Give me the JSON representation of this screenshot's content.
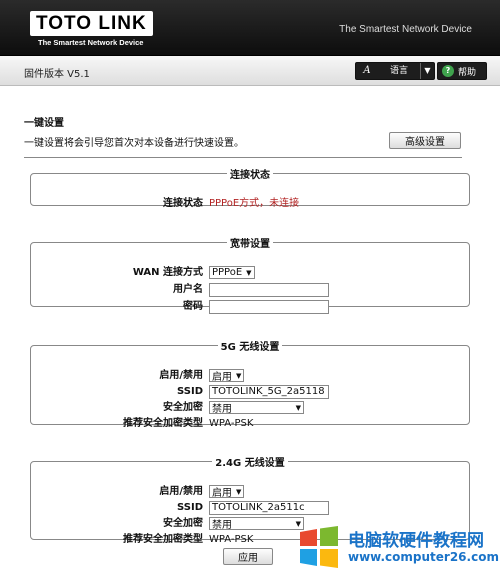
{
  "header": {
    "logo_text": "TOTO LINK",
    "logo_sub": "The Smartest Network Device",
    "tagline": "The Smartest Network Device"
  },
  "toolbar": {
    "version": "固件版本 V5.1",
    "language_icon": "A",
    "language_label": "语言",
    "help_label": "帮助"
  },
  "main": {
    "title": "一键设置",
    "description": "一键设置将会引导您首次对本设备进行快速设置。",
    "advanced_button": "高级设置"
  },
  "status_section": {
    "legend": "连接状态",
    "label": "连接状态",
    "value": "PPPoE方式，未连接"
  },
  "broadband_section": {
    "legend": "宽带设置",
    "wan_label": "WAN 连接方式",
    "wan_value": "PPPoE",
    "username_label": "用户名",
    "username_value": "",
    "password_label": "密码",
    "password_value": ""
  },
  "wifi5g_section": {
    "legend": "5G 无线设置",
    "enable_label": "启用/禁用",
    "enable_value": "启用",
    "ssid_label": "SSID",
    "ssid_value": "TOTOLINK_5G_2a5118",
    "security_label": "安全加密",
    "security_value": "禁用",
    "recommend_label": "推荐安全加密类型",
    "recommend_value": "WPA-PSK"
  },
  "wifi24g_section": {
    "legend": "2.4G 无线设置",
    "enable_label": "启用/禁用",
    "enable_value": "启用",
    "ssid_label": "SSID",
    "ssid_value": "TOTOLINK_2a511c",
    "security_label": "安全加密",
    "security_value": "禁用",
    "recommend_label": "推荐安全加密类型",
    "recommend_value": "WPA-PSK"
  },
  "apply_button": "应用",
  "watermark": {
    "title": "电脑软硬件教程网",
    "url": "www.computer26.com"
  },
  "colors": {
    "status_red": "#b22222",
    "header_bg": "#111111",
    "watermark_blue": "#1a73c8"
  }
}
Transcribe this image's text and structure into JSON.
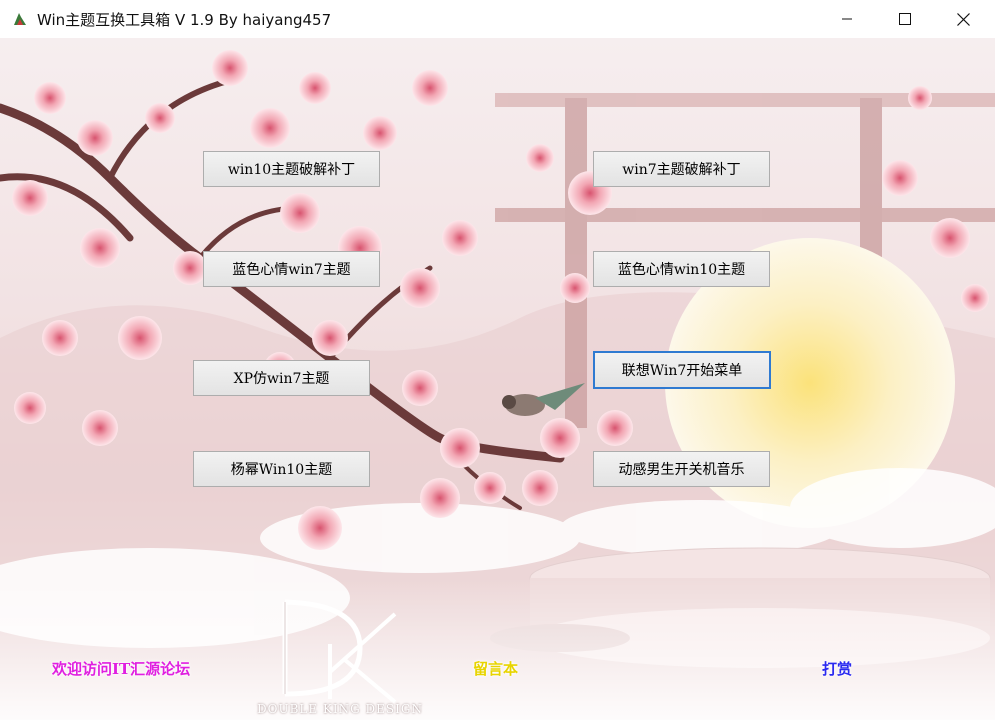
{
  "window": {
    "title": "Win主题互换工具箱 V 1.9  By haiyang457",
    "controls": {
      "minimize": "minimize-icon",
      "maximize": "maximize-icon",
      "close": "close-icon"
    }
  },
  "buttons": {
    "win10_patch": "win10主题破解补丁",
    "win7_patch": "win7主题破解补丁",
    "blue_win7": "蓝色心情win7主题",
    "blue_win10": "蓝色心情win10主题",
    "xp_win7": "XP仿win7主题",
    "lenovo_menu": "联想Win7开始菜单",
    "yangmi_win10": "杨幂Win10主题",
    "boot_music": "动感男生开关机音乐"
  },
  "links": {
    "visit_forum": "欢迎访问IT汇源论坛",
    "guestbook": "留言本",
    "donate": "打赏"
  },
  "logo": {
    "monogram": "DK",
    "caption": "DOUBLE KING DESIGN"
  },
  "colors": {
    "link_visit": "#e020e0",
    "link_guestbook": "#f5e400",
    "link_donate": "#2a2af0",
    "focus_border": "#2f7ad1"
  }
}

**Prompt**
Copy every line that includes the string "this" from the material above.

**Correct response**
Give me the JSON representation of this screenshot's content.
Transcribe this image's text and structure into JSON.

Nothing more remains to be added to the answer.